GOAL: Within the listing below, locate all lines containing the word "xlabel". Copy each one.

AVAILABLE RECORDS:
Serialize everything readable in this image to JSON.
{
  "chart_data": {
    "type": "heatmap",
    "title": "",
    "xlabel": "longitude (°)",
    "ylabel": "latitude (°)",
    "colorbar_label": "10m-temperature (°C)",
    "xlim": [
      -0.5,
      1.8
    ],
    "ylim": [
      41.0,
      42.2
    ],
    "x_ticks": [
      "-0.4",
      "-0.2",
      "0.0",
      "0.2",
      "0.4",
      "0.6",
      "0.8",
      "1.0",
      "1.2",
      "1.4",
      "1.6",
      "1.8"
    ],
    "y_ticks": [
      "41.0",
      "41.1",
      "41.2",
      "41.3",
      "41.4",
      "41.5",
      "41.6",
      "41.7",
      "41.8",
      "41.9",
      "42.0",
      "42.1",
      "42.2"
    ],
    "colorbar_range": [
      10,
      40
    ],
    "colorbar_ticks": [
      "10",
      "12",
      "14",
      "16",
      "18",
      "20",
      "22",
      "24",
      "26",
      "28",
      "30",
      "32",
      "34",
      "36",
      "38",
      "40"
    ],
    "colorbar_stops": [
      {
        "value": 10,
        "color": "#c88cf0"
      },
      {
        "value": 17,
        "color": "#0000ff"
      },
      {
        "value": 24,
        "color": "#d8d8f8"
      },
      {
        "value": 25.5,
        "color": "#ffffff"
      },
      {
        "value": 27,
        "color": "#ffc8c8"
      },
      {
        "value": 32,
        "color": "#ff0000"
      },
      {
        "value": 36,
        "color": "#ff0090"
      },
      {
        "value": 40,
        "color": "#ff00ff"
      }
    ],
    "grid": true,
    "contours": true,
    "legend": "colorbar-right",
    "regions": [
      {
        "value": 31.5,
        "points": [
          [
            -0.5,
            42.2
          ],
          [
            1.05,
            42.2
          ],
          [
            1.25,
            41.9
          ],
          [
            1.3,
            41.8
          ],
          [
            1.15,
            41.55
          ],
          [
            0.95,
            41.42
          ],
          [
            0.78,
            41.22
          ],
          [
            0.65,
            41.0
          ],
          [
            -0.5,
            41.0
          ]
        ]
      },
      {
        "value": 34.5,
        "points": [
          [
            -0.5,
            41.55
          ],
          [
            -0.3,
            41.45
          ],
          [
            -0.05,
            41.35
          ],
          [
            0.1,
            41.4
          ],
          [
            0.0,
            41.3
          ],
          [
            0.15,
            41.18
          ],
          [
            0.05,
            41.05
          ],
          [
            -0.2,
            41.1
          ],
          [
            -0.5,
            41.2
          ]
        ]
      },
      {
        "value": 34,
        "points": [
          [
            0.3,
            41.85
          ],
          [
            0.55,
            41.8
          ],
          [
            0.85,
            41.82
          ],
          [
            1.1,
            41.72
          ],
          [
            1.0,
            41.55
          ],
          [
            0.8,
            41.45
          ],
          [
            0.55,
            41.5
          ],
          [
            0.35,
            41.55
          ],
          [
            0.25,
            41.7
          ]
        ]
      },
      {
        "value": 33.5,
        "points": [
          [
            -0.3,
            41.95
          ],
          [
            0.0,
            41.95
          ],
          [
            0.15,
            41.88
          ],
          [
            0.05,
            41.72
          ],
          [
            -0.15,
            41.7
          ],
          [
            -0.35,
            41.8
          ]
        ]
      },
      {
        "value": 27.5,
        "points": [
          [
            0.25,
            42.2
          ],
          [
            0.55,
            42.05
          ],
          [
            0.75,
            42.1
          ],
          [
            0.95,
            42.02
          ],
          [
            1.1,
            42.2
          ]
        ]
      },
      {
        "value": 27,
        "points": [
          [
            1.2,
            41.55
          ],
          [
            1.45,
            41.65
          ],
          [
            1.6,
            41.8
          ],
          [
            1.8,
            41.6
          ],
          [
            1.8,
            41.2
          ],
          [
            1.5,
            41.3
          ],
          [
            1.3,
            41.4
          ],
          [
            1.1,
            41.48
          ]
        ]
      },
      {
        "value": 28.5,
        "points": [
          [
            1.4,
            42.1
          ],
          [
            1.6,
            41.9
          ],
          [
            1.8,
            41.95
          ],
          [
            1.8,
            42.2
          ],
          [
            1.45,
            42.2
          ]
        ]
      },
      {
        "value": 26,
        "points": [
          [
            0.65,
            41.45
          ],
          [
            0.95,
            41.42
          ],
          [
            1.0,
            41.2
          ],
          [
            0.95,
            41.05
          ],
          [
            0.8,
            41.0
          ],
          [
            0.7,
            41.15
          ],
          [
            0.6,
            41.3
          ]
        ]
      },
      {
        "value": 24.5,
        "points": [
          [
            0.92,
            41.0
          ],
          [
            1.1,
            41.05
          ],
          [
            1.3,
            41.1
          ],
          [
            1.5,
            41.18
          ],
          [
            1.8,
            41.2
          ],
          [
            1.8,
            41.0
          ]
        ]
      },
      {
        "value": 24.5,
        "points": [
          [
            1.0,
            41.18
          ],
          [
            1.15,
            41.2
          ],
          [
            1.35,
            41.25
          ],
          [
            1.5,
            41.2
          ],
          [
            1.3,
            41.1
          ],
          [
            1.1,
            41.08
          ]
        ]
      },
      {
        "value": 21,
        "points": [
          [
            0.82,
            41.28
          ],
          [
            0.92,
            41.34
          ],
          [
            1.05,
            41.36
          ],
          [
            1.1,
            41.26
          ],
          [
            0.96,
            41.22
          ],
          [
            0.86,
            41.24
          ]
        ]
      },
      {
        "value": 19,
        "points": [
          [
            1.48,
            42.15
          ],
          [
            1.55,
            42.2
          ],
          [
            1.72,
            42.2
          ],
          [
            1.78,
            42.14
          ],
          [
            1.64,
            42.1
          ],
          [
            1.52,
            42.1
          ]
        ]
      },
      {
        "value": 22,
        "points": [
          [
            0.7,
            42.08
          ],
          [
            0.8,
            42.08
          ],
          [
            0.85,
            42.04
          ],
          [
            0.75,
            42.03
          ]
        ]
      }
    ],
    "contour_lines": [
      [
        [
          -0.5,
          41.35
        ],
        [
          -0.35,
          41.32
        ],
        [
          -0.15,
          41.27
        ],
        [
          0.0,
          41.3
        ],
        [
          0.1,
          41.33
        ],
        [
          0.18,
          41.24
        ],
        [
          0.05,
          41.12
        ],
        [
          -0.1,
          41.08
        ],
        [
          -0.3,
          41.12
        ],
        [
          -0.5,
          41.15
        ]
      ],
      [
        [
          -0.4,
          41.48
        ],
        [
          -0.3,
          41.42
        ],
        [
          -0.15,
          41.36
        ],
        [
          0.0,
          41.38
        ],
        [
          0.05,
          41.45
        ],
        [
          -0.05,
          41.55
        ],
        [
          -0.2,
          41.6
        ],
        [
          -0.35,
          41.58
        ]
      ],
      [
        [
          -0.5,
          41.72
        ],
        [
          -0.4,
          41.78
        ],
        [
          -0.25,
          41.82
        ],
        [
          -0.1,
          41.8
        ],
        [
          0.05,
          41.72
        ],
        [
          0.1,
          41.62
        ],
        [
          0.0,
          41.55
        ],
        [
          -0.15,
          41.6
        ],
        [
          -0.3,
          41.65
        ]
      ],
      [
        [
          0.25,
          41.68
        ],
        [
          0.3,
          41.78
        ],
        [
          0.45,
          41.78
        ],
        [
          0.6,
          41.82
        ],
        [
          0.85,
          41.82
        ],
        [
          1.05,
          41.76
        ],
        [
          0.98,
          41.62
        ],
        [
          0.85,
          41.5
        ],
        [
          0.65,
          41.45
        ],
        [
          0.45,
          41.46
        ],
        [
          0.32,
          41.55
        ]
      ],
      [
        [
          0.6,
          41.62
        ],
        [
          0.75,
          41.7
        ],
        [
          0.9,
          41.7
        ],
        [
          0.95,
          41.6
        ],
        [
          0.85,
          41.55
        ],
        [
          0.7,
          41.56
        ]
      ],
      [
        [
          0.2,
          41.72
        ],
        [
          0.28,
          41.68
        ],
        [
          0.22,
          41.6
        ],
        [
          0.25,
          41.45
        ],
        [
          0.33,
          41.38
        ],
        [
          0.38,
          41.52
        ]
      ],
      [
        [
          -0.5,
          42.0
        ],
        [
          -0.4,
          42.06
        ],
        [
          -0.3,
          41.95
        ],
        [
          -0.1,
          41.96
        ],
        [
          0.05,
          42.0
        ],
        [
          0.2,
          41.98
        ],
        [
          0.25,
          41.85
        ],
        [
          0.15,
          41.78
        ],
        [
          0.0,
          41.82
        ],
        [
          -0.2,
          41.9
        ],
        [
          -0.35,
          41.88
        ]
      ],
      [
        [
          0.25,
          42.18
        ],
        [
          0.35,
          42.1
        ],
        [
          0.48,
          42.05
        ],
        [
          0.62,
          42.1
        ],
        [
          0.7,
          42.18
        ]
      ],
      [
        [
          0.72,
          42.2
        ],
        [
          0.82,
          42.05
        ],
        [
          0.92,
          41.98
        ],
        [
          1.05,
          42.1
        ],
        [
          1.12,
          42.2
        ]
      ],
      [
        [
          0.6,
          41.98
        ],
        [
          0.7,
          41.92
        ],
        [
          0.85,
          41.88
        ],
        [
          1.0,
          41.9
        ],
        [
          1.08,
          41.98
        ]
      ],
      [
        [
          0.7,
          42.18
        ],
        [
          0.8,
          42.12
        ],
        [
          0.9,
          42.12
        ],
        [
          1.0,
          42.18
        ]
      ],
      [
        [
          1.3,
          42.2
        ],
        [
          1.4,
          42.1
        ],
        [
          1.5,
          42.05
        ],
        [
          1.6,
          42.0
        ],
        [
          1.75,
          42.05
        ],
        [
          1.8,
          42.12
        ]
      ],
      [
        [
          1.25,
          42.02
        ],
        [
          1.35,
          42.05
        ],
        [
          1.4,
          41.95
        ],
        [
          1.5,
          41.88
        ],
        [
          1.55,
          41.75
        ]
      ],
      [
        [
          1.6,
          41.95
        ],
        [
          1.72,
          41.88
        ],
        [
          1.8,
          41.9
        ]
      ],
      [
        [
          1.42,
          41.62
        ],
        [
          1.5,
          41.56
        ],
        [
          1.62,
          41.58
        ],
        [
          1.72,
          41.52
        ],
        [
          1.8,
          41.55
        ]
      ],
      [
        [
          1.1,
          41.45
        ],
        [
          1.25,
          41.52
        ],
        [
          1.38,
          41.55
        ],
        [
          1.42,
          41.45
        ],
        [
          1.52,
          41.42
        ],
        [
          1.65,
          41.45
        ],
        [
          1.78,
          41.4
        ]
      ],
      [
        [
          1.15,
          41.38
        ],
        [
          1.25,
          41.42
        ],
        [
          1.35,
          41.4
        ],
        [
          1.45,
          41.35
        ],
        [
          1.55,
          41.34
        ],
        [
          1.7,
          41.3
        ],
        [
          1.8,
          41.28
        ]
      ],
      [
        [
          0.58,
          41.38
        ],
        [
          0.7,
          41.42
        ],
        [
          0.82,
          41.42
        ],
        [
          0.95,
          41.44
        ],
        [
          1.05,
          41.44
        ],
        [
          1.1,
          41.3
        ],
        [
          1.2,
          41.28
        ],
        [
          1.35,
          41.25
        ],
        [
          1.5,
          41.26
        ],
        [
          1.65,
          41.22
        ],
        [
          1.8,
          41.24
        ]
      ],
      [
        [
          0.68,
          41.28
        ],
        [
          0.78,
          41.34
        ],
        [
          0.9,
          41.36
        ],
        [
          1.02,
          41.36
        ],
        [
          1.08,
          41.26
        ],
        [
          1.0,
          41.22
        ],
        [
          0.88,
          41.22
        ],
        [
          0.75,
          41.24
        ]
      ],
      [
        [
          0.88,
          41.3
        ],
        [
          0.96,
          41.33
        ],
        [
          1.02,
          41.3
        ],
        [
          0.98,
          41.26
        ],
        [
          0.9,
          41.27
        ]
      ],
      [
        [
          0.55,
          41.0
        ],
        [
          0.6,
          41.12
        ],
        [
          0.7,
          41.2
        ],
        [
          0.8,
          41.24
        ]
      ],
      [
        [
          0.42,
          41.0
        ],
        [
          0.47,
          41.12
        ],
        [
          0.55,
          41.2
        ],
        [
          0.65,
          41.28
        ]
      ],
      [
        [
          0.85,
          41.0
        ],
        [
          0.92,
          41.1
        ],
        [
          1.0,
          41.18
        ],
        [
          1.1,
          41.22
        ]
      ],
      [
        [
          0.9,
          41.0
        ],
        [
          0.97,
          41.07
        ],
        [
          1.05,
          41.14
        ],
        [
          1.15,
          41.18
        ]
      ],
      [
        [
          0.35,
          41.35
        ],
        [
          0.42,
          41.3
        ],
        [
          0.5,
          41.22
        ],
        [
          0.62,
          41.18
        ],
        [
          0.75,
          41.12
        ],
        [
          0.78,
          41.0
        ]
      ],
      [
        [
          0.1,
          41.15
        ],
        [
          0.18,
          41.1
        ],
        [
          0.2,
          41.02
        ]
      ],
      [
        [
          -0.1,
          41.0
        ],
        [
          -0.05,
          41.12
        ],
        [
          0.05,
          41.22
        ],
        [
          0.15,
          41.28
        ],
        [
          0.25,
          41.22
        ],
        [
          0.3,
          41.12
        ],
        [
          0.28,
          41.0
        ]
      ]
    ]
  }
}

---

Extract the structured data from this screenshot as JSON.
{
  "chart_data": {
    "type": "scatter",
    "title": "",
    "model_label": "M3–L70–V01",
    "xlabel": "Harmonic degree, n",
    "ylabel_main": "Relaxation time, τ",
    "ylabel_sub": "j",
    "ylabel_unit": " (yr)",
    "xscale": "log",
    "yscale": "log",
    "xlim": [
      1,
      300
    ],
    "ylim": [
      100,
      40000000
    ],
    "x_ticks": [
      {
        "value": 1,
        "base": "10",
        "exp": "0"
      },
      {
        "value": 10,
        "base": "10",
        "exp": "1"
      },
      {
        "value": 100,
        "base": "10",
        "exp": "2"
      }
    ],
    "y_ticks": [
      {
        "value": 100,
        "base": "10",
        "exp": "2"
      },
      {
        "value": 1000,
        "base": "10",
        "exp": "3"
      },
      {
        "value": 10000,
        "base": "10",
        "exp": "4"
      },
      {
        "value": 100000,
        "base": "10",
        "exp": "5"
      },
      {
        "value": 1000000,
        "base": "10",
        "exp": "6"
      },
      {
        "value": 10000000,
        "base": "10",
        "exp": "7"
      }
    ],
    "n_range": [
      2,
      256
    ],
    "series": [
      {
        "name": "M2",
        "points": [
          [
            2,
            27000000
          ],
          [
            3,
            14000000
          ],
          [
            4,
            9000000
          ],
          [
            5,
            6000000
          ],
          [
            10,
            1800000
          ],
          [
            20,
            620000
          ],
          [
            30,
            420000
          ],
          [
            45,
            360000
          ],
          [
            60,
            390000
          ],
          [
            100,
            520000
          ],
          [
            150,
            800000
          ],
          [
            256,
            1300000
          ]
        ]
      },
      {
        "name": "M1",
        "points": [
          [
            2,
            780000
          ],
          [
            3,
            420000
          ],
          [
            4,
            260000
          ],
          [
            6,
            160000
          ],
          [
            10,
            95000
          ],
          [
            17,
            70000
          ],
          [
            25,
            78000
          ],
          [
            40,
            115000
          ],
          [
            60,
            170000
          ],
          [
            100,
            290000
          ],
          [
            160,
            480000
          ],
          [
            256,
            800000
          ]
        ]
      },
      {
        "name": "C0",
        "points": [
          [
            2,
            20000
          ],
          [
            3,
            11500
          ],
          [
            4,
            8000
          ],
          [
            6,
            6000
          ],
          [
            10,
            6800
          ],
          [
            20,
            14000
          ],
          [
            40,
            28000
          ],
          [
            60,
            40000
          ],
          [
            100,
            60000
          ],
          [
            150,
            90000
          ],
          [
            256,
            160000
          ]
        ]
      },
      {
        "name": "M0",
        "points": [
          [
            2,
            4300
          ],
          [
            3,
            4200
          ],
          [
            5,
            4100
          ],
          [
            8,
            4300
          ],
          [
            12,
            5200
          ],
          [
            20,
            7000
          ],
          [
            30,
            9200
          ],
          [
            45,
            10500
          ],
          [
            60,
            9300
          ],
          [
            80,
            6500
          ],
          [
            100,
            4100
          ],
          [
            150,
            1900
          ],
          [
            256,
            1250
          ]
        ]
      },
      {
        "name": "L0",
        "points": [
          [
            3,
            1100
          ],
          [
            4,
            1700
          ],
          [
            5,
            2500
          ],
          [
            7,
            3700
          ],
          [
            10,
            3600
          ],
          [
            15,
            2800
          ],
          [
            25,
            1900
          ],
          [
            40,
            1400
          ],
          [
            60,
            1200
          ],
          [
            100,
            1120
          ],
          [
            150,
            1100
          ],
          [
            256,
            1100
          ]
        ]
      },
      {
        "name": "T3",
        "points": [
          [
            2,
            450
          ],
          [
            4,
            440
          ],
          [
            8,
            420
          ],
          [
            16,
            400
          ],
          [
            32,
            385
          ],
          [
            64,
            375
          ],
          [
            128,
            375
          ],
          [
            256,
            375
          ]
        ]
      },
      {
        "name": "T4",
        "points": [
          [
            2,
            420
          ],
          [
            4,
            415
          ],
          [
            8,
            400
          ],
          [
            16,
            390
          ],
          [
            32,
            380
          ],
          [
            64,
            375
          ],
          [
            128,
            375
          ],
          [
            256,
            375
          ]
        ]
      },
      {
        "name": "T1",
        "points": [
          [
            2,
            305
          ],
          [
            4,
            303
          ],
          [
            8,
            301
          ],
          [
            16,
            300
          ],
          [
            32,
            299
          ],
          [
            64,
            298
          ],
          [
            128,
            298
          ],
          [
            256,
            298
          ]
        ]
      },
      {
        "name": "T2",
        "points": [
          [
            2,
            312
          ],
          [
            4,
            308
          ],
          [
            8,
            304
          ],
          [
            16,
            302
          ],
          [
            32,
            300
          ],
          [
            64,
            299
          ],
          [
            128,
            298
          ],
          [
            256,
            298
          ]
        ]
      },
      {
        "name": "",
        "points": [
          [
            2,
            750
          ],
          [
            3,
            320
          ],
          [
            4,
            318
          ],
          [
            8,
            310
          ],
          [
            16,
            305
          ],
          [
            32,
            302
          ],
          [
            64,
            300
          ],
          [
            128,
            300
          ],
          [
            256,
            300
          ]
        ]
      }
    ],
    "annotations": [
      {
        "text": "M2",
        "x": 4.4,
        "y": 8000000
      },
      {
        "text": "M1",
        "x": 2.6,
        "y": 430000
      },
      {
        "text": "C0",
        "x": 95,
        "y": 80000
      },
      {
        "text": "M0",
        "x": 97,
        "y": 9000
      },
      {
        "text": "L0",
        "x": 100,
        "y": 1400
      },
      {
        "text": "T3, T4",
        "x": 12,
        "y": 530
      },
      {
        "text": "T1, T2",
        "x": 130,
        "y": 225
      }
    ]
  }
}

---

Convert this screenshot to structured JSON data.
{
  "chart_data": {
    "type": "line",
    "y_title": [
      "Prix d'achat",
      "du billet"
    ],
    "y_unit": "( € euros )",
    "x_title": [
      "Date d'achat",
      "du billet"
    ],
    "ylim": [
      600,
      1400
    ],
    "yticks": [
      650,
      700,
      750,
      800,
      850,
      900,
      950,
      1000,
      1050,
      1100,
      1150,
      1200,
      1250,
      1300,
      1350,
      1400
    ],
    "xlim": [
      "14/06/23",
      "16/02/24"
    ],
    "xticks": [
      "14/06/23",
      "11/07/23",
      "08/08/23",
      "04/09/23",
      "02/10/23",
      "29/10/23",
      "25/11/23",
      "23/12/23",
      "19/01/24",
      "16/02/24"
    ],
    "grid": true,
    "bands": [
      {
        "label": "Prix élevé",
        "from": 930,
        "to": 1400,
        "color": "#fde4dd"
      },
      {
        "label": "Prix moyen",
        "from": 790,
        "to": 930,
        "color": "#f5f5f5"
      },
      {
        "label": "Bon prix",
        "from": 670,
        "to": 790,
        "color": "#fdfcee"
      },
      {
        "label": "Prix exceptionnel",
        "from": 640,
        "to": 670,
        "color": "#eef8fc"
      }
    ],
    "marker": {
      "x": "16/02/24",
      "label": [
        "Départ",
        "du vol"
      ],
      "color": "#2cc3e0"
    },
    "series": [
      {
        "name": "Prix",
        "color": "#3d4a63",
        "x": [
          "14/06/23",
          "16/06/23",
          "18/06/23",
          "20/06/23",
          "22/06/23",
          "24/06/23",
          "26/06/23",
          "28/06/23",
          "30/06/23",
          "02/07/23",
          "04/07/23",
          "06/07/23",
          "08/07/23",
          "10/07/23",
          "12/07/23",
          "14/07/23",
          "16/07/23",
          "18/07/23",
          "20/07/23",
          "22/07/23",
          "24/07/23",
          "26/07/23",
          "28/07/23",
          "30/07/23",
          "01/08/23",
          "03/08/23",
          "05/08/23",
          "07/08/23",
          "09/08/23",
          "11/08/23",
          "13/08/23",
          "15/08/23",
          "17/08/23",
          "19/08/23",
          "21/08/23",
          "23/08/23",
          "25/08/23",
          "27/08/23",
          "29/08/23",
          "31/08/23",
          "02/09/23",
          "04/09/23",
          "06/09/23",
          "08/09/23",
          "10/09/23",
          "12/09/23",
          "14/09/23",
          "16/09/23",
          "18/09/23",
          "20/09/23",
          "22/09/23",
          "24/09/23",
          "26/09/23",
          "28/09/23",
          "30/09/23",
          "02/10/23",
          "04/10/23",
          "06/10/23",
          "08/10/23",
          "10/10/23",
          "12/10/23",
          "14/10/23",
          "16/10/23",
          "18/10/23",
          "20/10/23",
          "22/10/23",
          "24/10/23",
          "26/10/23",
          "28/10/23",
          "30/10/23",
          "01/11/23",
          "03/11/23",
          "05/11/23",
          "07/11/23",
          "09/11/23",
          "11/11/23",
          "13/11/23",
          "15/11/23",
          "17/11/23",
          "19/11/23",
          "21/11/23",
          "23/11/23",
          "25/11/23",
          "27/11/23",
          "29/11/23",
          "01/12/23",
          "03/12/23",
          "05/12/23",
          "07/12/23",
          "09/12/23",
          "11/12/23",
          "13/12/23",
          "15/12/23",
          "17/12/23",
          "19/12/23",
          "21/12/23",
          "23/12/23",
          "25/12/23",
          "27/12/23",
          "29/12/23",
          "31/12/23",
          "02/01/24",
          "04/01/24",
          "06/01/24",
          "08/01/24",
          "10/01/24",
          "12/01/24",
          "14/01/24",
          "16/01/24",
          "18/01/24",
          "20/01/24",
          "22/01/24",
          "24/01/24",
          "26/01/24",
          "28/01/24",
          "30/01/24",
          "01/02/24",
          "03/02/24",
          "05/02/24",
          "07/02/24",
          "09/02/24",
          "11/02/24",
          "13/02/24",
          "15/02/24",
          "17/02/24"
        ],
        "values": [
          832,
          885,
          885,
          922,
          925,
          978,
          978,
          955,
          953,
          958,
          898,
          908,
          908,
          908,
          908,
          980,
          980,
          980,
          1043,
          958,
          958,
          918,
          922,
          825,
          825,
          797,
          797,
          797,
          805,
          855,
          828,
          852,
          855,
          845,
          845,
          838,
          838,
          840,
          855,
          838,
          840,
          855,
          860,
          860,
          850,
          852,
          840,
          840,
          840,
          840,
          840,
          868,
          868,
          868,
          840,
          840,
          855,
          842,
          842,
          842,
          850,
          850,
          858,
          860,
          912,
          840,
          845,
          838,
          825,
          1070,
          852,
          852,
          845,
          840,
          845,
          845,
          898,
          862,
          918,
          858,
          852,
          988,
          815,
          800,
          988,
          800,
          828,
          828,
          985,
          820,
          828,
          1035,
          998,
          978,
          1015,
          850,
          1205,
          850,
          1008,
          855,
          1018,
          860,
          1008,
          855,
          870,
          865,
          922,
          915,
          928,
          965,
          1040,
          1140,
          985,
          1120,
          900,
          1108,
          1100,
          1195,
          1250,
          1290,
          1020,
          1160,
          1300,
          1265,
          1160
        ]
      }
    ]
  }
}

RESULT OF THE TASK:
    "xlabel": "longitude (°)",
    "xlabel": "Harmonic degree, n",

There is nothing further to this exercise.